[SET TASK] Every line below that mentions the word "Read" should be copied out.

....................

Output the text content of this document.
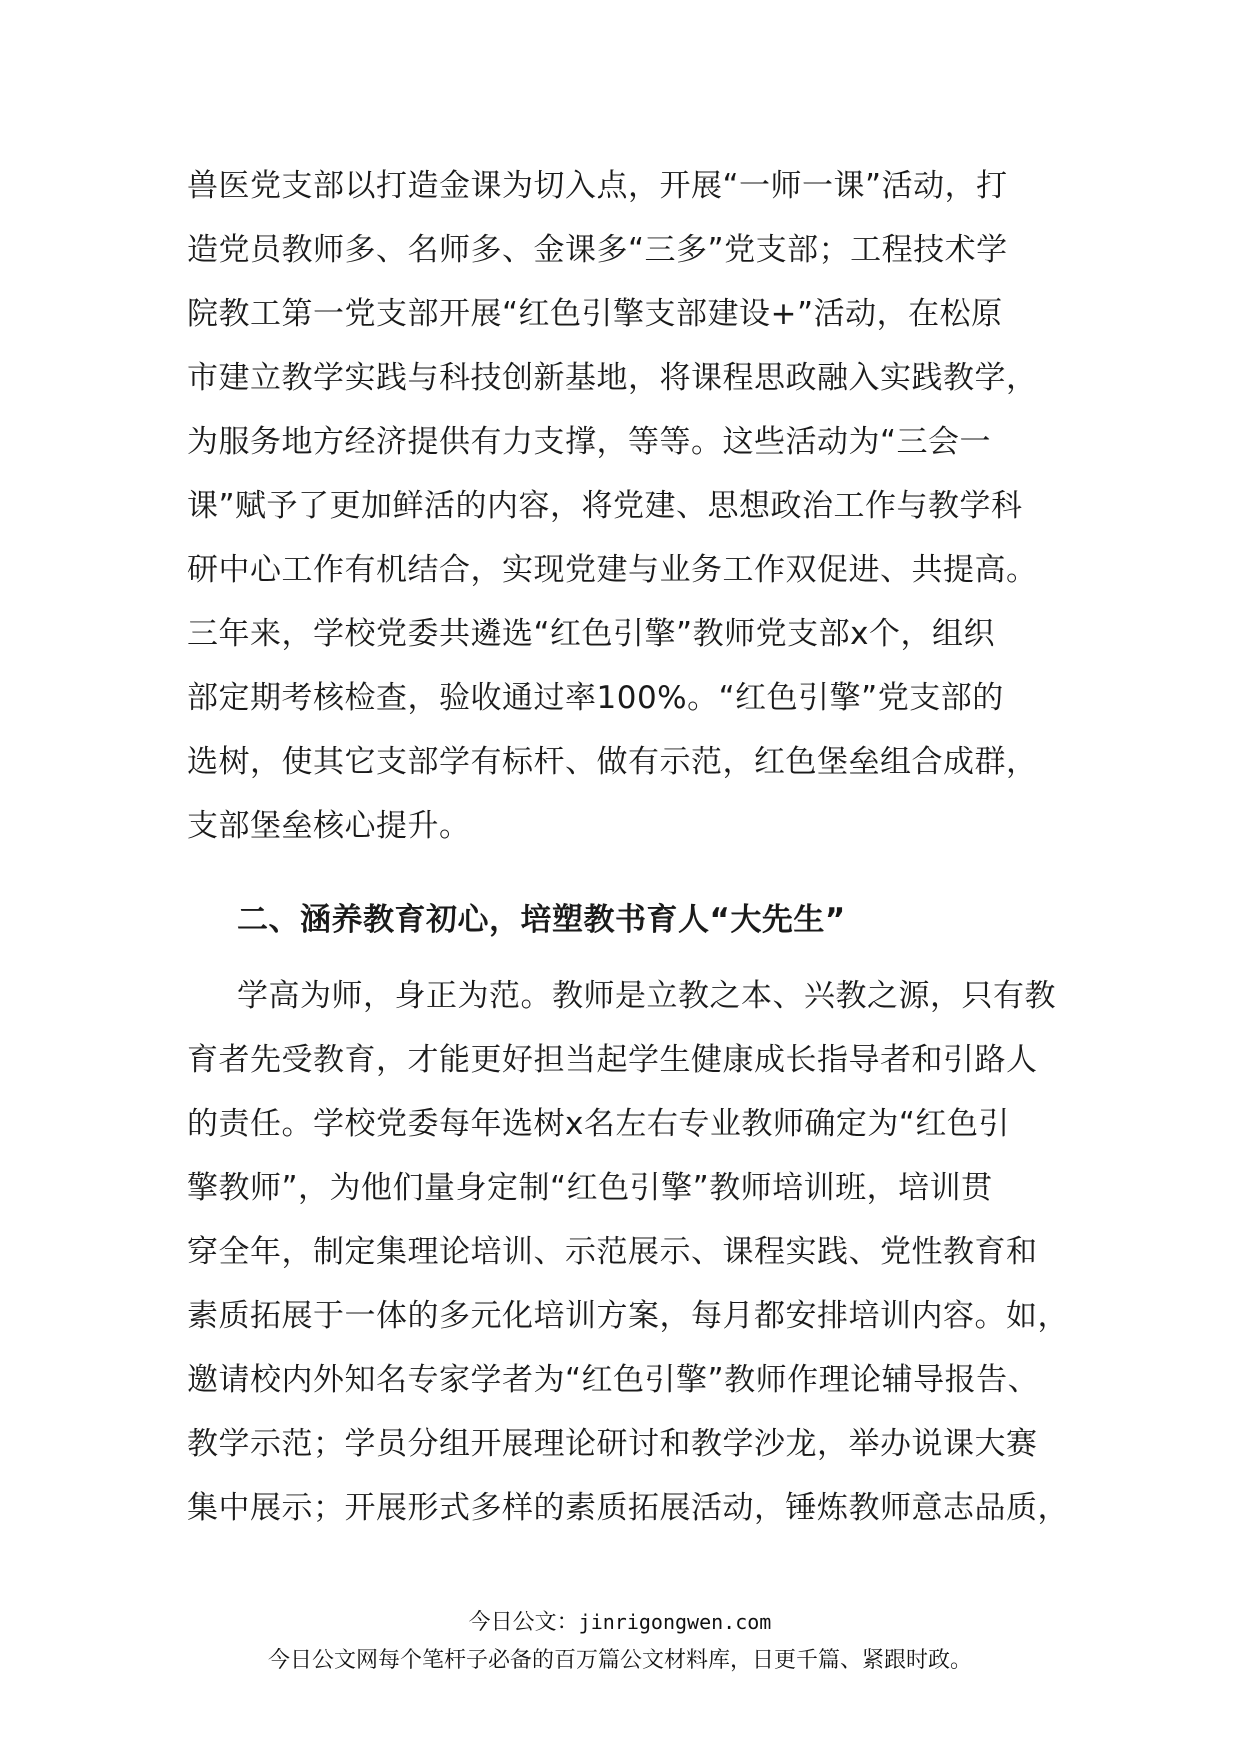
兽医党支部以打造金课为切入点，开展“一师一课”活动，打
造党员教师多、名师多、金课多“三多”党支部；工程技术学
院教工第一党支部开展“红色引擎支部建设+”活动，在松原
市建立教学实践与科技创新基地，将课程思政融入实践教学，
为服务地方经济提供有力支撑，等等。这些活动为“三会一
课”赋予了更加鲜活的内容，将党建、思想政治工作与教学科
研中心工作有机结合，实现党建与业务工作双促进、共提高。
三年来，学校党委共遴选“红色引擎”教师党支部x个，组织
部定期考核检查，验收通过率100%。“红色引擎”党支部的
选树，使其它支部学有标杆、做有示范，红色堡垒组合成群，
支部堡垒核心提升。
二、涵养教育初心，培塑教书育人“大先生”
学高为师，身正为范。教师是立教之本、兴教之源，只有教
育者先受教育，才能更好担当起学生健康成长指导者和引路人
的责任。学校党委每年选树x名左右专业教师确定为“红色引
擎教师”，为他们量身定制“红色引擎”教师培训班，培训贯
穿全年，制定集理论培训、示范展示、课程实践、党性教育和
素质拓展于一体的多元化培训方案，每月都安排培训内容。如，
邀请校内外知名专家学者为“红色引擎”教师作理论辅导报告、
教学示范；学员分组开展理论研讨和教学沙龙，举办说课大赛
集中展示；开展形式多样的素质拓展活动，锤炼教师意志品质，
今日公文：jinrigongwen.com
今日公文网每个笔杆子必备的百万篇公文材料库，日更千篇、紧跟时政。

....................

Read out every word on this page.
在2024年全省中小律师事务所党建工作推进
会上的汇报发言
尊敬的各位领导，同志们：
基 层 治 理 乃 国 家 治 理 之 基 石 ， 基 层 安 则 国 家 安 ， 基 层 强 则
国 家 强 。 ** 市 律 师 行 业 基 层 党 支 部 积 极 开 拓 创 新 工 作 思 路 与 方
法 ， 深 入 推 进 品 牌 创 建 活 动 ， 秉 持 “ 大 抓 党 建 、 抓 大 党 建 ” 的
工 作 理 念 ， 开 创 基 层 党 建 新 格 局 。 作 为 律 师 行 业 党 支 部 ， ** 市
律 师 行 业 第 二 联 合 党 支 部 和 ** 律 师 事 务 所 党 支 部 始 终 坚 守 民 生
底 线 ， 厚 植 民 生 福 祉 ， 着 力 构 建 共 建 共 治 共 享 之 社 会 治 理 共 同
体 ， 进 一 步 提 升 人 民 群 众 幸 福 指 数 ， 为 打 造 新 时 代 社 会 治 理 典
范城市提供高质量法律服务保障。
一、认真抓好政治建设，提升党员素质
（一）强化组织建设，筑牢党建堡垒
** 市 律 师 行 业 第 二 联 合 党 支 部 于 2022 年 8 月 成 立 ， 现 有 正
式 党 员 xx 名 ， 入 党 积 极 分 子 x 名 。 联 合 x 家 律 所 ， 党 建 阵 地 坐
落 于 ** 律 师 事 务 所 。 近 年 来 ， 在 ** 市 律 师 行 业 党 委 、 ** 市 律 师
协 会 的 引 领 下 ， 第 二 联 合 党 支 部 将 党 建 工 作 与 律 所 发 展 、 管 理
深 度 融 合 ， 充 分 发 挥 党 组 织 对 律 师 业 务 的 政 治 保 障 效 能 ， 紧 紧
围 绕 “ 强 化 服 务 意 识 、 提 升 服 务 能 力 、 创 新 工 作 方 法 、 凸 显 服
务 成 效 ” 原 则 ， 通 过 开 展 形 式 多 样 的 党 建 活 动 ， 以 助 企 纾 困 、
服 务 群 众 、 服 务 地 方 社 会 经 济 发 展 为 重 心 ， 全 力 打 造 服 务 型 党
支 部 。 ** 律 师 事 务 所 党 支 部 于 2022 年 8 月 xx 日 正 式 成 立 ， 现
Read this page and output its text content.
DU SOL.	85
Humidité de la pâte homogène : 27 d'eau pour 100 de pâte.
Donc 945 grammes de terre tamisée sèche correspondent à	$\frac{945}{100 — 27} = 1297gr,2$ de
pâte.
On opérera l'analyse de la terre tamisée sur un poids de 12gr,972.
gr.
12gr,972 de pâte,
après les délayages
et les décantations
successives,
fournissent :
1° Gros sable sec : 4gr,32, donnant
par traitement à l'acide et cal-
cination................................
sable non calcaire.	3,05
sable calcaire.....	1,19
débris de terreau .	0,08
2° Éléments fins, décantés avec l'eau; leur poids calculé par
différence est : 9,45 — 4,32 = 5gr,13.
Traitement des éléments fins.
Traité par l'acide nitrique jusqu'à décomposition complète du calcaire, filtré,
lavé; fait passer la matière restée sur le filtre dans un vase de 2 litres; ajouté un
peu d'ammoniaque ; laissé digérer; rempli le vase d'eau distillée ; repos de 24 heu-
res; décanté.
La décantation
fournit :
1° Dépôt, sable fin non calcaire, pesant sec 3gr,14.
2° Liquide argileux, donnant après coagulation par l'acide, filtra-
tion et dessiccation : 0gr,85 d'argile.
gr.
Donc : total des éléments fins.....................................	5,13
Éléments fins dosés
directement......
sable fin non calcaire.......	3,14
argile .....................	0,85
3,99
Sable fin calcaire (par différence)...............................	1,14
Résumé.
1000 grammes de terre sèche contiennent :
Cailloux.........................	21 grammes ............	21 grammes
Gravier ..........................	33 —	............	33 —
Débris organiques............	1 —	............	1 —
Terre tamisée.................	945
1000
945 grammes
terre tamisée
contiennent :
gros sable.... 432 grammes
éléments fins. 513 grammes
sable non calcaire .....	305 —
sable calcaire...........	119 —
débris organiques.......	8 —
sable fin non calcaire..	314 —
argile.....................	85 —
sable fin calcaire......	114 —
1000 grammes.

....................

[WRITTEN SOLUTION]
Read out every word on this page.
Read this page and output its text content.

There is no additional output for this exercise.